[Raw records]
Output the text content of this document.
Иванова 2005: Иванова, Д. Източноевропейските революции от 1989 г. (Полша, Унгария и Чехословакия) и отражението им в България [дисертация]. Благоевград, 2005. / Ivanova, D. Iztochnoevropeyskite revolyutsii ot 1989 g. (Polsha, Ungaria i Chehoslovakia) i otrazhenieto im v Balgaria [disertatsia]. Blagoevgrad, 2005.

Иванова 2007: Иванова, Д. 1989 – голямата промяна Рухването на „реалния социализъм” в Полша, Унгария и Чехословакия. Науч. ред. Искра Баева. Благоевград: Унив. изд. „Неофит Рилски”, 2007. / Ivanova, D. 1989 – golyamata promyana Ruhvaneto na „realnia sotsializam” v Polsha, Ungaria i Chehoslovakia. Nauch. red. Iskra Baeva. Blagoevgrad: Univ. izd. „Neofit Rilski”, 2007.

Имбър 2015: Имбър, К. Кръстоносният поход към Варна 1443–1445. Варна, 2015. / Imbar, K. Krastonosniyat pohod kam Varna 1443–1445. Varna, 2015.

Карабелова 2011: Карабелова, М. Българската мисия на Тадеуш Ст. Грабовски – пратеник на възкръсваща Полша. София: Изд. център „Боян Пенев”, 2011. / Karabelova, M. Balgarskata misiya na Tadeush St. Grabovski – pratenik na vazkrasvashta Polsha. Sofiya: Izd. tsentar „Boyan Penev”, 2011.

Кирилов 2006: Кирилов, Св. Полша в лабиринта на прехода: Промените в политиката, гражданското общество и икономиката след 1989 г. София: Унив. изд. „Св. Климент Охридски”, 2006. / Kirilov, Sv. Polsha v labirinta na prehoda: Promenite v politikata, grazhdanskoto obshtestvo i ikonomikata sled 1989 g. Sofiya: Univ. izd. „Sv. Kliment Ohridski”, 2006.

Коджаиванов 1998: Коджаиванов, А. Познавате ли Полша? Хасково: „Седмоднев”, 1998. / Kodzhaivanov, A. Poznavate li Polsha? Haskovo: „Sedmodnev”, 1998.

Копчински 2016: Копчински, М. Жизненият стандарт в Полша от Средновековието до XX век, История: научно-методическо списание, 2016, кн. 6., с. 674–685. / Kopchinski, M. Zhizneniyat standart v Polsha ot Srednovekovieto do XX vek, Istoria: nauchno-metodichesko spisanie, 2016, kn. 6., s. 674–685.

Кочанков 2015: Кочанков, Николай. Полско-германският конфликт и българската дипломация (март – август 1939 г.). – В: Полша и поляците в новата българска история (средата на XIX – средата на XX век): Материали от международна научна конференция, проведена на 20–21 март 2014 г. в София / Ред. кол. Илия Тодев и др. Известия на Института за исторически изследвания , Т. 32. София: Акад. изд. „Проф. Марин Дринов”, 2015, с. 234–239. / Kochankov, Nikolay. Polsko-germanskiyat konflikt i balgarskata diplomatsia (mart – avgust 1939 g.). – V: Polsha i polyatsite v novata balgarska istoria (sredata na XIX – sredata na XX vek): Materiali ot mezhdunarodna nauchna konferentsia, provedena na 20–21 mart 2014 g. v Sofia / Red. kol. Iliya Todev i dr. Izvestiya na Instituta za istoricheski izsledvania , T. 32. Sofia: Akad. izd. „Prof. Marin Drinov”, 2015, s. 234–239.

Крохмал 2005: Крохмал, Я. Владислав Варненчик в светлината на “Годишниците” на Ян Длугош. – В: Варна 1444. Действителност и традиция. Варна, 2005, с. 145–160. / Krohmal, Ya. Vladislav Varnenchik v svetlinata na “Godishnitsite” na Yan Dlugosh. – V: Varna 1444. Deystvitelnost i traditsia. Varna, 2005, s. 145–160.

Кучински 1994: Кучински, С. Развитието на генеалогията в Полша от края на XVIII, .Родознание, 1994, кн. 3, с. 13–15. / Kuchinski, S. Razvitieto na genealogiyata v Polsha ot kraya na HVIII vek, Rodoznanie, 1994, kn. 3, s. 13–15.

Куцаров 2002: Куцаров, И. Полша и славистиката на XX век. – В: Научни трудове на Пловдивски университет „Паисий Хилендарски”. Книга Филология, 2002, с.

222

• _OBJECTIVE_: Give the records above again, word for word.

• _SOLUTION FOR THIS PROBLEM_:
Output the text content of this document.
Иванова 2005: Иванова, Д. Източноевропейските революции от 1989 г. (Полша, Унгария и Чехословакия) и отражението им в България [дисертация]. Благоевград, 2005. / Ivanova, D. Iztochnoevropeyskite revolyutsii ot 1989 g. (Polsha, Ungaria i Chehoslovakia) i otrazhenieto im v Balgaria [disertatsia]. Blagoevgrad, 2005.

Иванова 2007: Иванова, Д. 1989 – голямата промяна Рухването на „реалния социализъм” в Полша, Унгария и Чехословакия. Науч. ред. Искра Баева. Благоевград: Унив. изд. „Неофит Рилски”, 2007. / Ivanova, D. 1989 – golyamata promyana Ruhvaneto na „realnia sotsializam” v Polsha, Ungaria i Chehoslovakia. Nauch. red. Iskra Baeva. Blagoevgrad: Univ. izd. „Neofit Rilski”, 2007.

Имбър 2015: Имбър, К. Кръстоносният поход към Варна 1443–1445. Варна, 2015. / Imbar, K. Krastonosniyat pohod kam Varna 1443–1445. Varna, 2015.

Карабелова 2011: Карабелова, М. Българската мисия на Тадеуш Ст. Грабовски – пратеник на възкръсваща Полша. София: Изд. център „Боян Пенев”, 2011. / Karabelova, M. Balgarskata misiya na Tadeush St. Grabovski – pratenik na vazkrasvashta Polsha. Sofiya: Izd. tsentar „Boyan Penev”, 2011.

Кирилов 2006: Кирилов, Св. Полша в лабиринта на прехода: Промените в политиката, гражданското общество и икономиката след 1989 г. София: Унив. изд. „Св. Климент Охридски”, 2006. / Kirilov, Sv. Polsha v labirinta na prehoda: Promenite v politikata, grazhdanskoto obshtestvo i ikonomikata sled 1989 g. Sofiya: Univ. izd. „Sv. Kliment Ohridski”, 2006.

Коджаиванов 1998: Коджаиванов, А. Познавате ли Полша? Хасково: „Седмоднев”, 1998. / Kodzhaivanov, A. Poznavate li Polsha? Haskovo: „Sedmodnev”, 1998.

Копчински 2016: Копчински, М. Жизненият стандарт в Полша от Средновековието до XX век, История: научно-методическо списание, 2016, кн. 6., с. 674–685. / Kopchinski, M. Zhizneniyat standart v Polsha ot Srednovekovieto do XX vek, Istoria: nauchno-metodichesko spisanie, 2016, kn. 6., s. 674–685.

Кочанков 2015: Кочанков, Николай. Полско-германският конфликт и българската дипломация (март – август 1939 г.). – В: Полша и поляците в новата българска история (средата на XIX – средата на XX век): Материали от международна научна конференция, проведена на 20–21 март 2014 г. в София / Ред. кол. Илия Тодев и др. Известия на Института за исторически изследвания , Т. 32. София: Акад. изд. „Проф. Марин Дринов”, 2015, с. 234–239. / Kochankov, Nikolay. Polsko-germanskiyat konflikt i balgarskata diplomatsia (mart – avgust 1939 g.). – V: Polsha i polyatsite v novata balgarska istoria (sredata na XIX – sredata na XX vek): Materiali ot mezhdunarodna nauchna konferentsia, provedena na 20–21 mart 2014 g. v Sofia / Red. kol. Iliya Todev i dr. Izvestiya na Instituta za istoricheski izsledvania , T. 32. Sofia: Akad. izd. „Prof. Marin Drinov”, 2015, s. 234–239.

Крохмал 2005: Крохмал, Я. Владислав Варненчик в светлината на “Годишниците” на Ян Длугош. – В: Варна 1444. Действителност и традиция. Варна, 2005, с. 145–160. / Krohmal, Ya. Vladislav Varnenchik v svetlinata na “Godishnitsite” na Yan Dlugosh. – V: Varna 1444. Deystvitelnost i traditsia. Varna, 2005, s. 145–160.

Кучински 1994: Кучински, С. Развитието на генеалогията в Полша от края на XVIII, .Родознание, 1994, кн. 3, с. 13–15. / Kuchinski, S. Razvitieto na genealogiyata v Polsha ot kraya na HVIII vek, Rodoznanie, 1994, kn. 3, s. 13–15.

Куцаров 2002: Куцаров, И. Полша и славистиката на XX век. – В: Научни трудове на Пловдивски университет „Паисий Хилендарски”. Книга Филология, 2002, с.

222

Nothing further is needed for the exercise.